--- Aim of the task ---
What is the number of lines containing the word "amortiguadora"? Give that number alone.

[Dataset items]

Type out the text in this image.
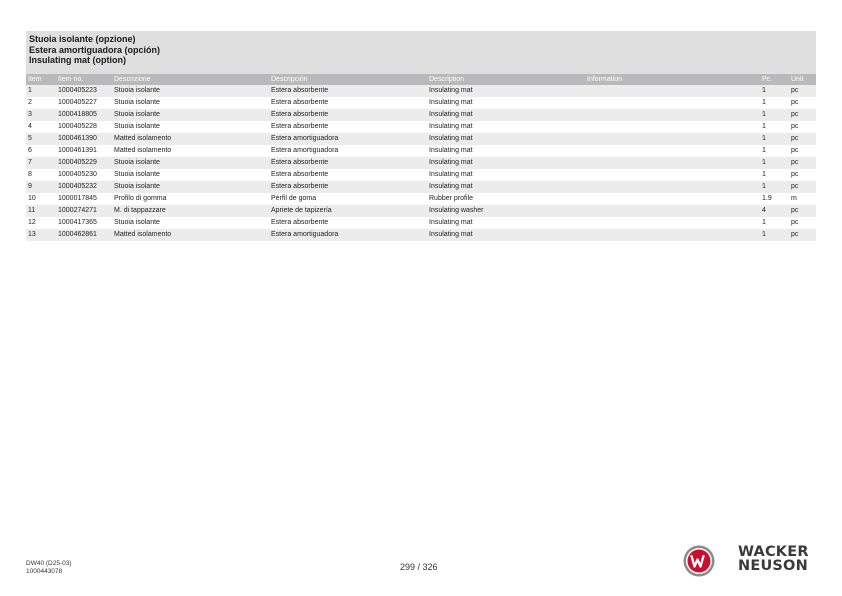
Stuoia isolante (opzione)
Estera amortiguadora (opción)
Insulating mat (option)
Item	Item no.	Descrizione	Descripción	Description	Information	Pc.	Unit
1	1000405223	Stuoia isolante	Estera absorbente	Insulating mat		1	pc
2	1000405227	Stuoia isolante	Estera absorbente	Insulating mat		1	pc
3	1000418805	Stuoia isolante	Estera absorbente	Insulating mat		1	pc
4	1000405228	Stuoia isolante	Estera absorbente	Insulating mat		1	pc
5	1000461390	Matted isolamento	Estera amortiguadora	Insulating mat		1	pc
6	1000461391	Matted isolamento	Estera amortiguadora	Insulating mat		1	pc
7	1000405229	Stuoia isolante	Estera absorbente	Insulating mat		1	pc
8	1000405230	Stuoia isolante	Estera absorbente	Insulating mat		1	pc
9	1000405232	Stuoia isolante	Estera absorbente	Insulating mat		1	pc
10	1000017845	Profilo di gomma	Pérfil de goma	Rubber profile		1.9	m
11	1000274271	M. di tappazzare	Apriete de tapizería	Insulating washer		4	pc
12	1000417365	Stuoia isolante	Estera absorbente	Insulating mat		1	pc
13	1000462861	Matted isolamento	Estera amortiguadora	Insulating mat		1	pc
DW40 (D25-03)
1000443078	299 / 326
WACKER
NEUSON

--- The answer ---
4